> _Problem description_:
Copy out the material below without any change, from its first line through the line that contains "- y-tick-label: 4: [311, 177, 317, 190]". Include both of these lines.

> _Data listing_:
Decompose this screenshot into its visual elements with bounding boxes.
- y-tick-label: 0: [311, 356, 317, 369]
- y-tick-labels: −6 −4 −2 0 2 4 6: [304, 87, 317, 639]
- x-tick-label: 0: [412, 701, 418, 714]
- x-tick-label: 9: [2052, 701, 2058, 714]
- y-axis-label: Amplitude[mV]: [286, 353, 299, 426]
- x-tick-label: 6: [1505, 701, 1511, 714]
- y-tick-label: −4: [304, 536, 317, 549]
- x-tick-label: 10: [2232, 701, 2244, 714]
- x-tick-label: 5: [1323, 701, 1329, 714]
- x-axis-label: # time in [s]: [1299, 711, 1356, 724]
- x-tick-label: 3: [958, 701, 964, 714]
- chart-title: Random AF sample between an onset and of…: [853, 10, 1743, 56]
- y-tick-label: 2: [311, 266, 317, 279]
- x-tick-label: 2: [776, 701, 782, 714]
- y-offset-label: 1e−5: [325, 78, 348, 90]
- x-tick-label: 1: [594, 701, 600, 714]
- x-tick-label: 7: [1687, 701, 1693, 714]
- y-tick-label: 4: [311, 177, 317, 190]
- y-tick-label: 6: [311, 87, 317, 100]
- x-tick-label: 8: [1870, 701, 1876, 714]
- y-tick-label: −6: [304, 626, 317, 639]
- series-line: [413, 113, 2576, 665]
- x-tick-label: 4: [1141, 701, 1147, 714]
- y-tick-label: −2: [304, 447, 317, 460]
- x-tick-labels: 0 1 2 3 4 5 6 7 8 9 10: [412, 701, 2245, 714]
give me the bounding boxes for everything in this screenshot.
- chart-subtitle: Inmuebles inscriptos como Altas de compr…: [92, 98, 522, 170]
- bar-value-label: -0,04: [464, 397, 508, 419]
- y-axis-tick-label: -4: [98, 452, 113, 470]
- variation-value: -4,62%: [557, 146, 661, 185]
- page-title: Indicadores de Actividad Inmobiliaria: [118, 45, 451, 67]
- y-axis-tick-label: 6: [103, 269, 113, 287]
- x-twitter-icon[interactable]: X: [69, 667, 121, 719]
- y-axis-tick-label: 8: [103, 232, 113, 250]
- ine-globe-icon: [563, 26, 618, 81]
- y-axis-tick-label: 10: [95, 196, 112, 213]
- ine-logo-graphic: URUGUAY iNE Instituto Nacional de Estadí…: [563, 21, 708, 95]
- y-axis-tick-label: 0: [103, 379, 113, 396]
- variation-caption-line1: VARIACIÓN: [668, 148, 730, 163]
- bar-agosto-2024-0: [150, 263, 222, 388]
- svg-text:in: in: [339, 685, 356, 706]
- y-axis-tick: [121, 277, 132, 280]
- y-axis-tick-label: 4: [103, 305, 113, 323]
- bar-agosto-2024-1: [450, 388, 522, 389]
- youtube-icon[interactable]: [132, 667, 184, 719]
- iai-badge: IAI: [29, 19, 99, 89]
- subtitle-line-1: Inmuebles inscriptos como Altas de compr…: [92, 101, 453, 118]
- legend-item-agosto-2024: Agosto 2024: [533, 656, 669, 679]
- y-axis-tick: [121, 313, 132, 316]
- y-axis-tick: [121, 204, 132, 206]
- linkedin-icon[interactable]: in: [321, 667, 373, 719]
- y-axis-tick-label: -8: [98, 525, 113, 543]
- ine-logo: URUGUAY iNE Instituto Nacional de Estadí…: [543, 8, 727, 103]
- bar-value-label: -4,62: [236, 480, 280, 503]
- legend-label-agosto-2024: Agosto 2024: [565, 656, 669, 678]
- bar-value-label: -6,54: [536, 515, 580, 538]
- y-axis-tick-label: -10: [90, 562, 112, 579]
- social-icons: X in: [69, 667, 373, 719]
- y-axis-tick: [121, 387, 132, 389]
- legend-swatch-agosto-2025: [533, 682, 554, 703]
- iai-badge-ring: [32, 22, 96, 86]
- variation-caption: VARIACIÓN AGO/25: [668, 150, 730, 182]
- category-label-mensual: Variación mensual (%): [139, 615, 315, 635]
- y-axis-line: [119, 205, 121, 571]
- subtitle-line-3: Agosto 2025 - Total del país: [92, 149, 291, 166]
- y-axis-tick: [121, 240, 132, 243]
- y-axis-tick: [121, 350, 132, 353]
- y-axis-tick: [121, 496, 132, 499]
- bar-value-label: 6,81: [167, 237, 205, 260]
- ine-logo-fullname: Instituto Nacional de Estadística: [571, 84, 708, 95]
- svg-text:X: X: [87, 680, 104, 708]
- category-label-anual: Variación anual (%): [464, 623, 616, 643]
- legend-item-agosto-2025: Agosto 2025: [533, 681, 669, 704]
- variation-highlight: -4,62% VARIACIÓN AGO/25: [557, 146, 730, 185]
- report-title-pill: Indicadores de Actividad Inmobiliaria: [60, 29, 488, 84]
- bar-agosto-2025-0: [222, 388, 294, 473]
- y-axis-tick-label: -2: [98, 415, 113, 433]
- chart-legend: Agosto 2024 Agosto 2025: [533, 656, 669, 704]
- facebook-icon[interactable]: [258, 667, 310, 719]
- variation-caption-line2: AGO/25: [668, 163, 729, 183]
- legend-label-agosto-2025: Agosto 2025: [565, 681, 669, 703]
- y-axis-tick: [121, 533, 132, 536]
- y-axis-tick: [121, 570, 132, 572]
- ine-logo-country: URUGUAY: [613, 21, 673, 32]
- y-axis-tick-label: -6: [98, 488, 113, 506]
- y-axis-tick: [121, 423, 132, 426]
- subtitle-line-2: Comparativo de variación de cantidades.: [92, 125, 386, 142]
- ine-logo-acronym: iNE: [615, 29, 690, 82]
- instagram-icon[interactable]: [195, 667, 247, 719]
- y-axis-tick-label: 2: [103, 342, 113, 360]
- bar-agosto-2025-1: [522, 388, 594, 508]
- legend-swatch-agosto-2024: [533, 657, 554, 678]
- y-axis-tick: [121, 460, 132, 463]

> _The result_:
Decompose this screenshot into its visual elements with bounding boxes.
- y-tick-label: 0: [311, 356, 317, 369]
- y-tick-labels: −6 −4 −2 0 2 4 6: [304, 87, 317, 639]
- x-tick-label: 0: [412, 701, 418, 714]
- x-tick-label: 9: [2052, 701, 2058, 714]
- y-axis-label: Amplitude[mV]: [286, 353, 299, 426]
- x-tick-label: 6: [1505, 701, 1511, 714]
- y-tick-label: −4: [304, 536, 317, 549]
- x-tick-label: 10: [2232, 701, 2244, 714]
- x-tick-label: 5: [1323, 701, 1329, 714]
- x-axis-label: # time in [s]: [1299, 711, 1356, 724]
- x-tick-label: 3: [958, 701, 964, 714]
- chart-title: Random AF sample between an onset and of…: [853, 10, 1743, 56]
- y-tick-label: 2: [311, 266, 317, 279]
- x-tick-label: 2: [776, 701, 782, 714]
- y-offset-label: 1e−5: [325, 78, 348, 90]
- x-tick-label: 1: [594, 701, 600, 714]
- x-tick-label: 7: [1687, 701, 1693, 714]
- y-tick-label: 4: [311, 177, 317, 190]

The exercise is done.